Excerpt from a dataset
========================================================================

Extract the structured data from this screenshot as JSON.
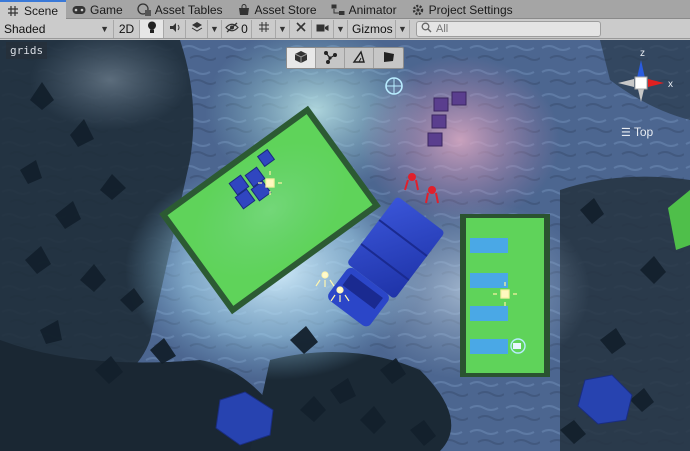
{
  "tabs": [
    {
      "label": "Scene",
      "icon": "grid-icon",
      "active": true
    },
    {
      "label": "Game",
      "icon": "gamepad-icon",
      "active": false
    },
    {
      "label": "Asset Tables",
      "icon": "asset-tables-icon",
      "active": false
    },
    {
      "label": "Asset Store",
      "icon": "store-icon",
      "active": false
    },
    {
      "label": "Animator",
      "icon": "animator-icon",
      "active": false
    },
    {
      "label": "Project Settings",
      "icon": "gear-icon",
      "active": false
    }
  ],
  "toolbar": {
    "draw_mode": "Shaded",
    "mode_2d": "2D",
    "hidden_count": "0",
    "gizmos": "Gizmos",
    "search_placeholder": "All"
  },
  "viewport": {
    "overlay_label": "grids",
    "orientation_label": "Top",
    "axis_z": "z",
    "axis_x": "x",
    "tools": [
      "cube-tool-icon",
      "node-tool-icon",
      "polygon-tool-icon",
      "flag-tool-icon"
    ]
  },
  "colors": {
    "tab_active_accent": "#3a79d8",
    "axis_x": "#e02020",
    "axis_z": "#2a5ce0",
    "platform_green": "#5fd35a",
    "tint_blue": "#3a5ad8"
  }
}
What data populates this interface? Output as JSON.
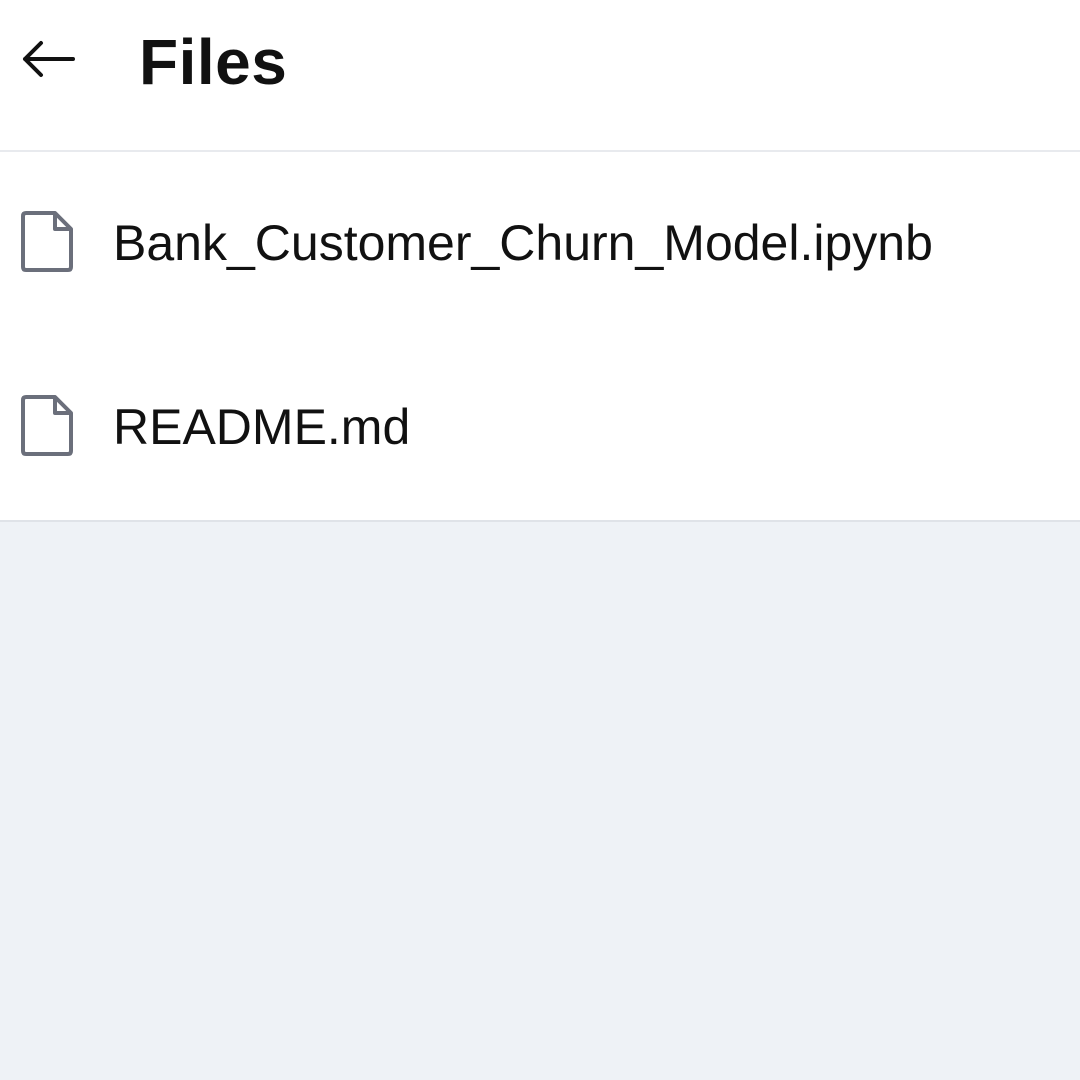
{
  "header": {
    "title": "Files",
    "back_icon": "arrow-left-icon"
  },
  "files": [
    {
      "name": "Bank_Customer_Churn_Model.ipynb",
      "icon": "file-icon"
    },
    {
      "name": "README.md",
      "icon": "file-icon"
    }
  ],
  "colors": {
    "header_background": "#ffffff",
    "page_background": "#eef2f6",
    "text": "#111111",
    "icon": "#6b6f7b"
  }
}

========================================================================

> [What to work on] Return to the listing above and set it down exactly, leaving out its pictures.

> [Task answer]
Extract the structured data from this screenshot as JSON.
{
  "tabs": [
    {
      "label": "Scene",
      "icon": "grid-icon",
      "active": true
    },
    {
      "label": "Game",
      "icon": "gamepad-icon",
      "active": false
    },
    {
      "label": "Asset Tables",
      "icon": "asset-tables-icon",
      "active": false
    },
    {
      "label": "Asset Store",
      "icon": "store-icon",
      "active": false
    },
    {
      "label": "Animator",
      "icon": "animator-icon",
      "active": false
    },
    {
      "label": "Project Settings",
      "icon": "gear-icon",
      "active": false
    }
  ],
  "toolbar": {
    "draw_mode": "Shaded",
    "mode_2d": "2D",
    "hidden_count": "0",
    "gizmos": "Gizmos",
    "search_placeholder": "All"
  },
  "viewport": {
    "overlay_label": "grids",
    "orientation_label": "Top",
    "axis_z": "z",
    "axis_x": "x",
    "tools": [
      "cube-tool-icon",
      "node-tool-icon",
      "polygon-tool-icon",
      "flag-tool-icon"
    ]
  },
  "colors": {
    "tab_active_accent": "#3a79d8",
    "axis_x": "#e02020",
    "axis_z": "#2a5ce0",
    "platform_green": "#5fd35a",
    "tint_blue": "#3a5ad8"
  }
}
What data populates this interface? Output as JSON.
{
  "header": {
    "title": "Files",
    "back_icon": "arrow-left-icon"
  },
  "files": [
    {
      "name": "Bank_Customer_Churn_Model.ipynb",
      "icon": "file-icon"
    },
    {
      "name": "README.md",
      "icon": "file-icon"
    }
  ],
  "colors": {
    "header_background": "#ffffff",
    "page_background": "#eef2f6",
    "text": "#111111",
    "icon": "#6b6f7b"
  }
}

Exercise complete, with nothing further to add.